● **Task directions**
Write out the data below in full, unchanged, minus the images.

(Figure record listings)
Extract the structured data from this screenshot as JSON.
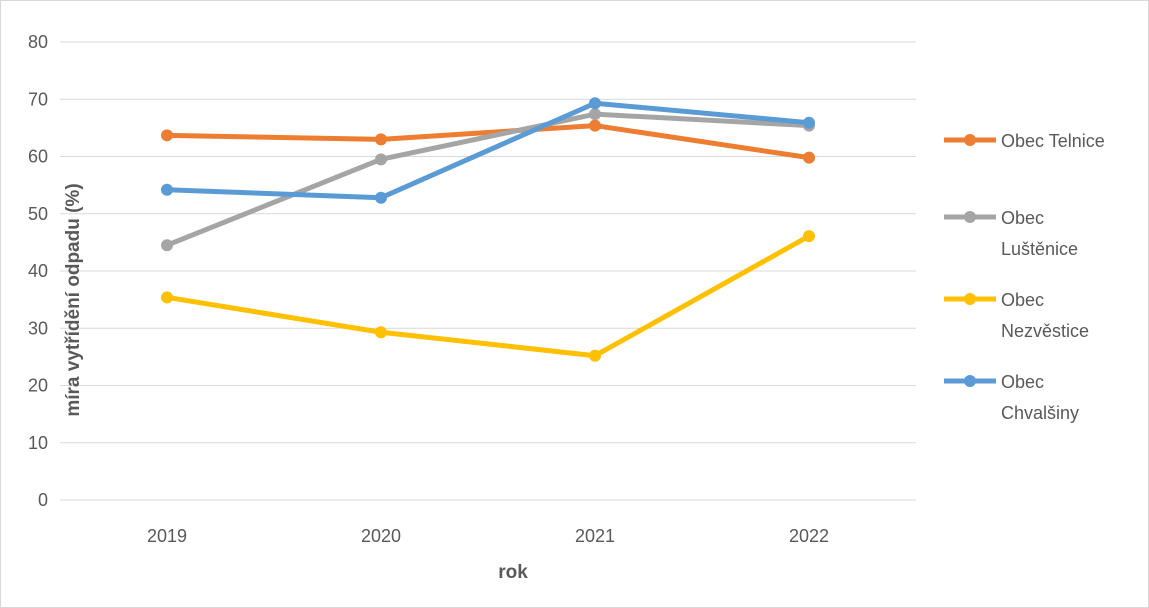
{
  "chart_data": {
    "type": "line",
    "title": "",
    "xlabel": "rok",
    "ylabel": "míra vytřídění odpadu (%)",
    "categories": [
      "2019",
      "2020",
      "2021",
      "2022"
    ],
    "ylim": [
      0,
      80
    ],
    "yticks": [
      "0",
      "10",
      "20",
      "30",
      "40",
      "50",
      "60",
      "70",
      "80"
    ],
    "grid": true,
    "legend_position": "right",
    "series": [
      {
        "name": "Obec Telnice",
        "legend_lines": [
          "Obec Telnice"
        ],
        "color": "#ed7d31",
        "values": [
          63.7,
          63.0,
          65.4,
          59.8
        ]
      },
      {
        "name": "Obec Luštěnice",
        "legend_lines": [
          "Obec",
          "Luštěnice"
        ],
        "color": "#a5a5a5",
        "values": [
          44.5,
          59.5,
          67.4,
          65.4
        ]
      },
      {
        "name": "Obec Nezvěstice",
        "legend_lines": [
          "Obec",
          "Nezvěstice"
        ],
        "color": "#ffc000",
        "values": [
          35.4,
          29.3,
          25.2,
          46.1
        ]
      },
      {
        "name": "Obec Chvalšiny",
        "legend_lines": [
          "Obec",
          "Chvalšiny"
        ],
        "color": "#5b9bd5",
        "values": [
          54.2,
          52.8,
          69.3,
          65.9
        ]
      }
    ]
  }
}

● **Solution to the problem**
Extract the structured data from this screenshot as JSON.
{
  "chart_data": {
    "type": "line",
    "title": "",
    "xlabel": "rok",
    "ylabel": "míra vytřídění odpadu (%)",
    "categories": [
      "2019",
      "2020",
      "2021",
      "2022"
    ],
    "ylim": [
      0,
      80
    ],
    "yticks": [
      "0",
      "10",
      "20",
      "30",
      "40",
      "50",
      "60",
      "70",
      "80"
    ],
    "grid": true,
    "legend_position": "right",
    "series": [
      {
        "name": "Obec Telnice",
        "legend_lines": [
          "Obec Telnice"
        ],
        "color": "#ed7d31",
        "values": [
          63.7,
          63.0,
          65.4,
          59.8
        ]
      },
      {
        "name": "Obec Luštěnice",
        "legend_lines": [
          "Obec",
          "Luštěnice"
        ],
        "color": "#a5a5a5",
        "values": [
          44.5,
          59.5,
          67.4,
          65.4
        ]
      },
      {
        "name": "Obec Nezvěstice",
        "legend_lines": [
          "Obec",
          "Nezvěstice"
        ],
        "color": "#ffc000",
        "values": [
          35.4,
          29.3,
          25.2,
          46.1
        ]
      },
      {
        "name": "Obec Chvalšiny",
        "legend_lines": [
          "Obec",
          "Chvalšiny"
        ],
        "color": "#5b9bd5",
        "values": [
          54.2,
          52.8,
          69.3,
          65.9
        ]
      }
    ]
  }
}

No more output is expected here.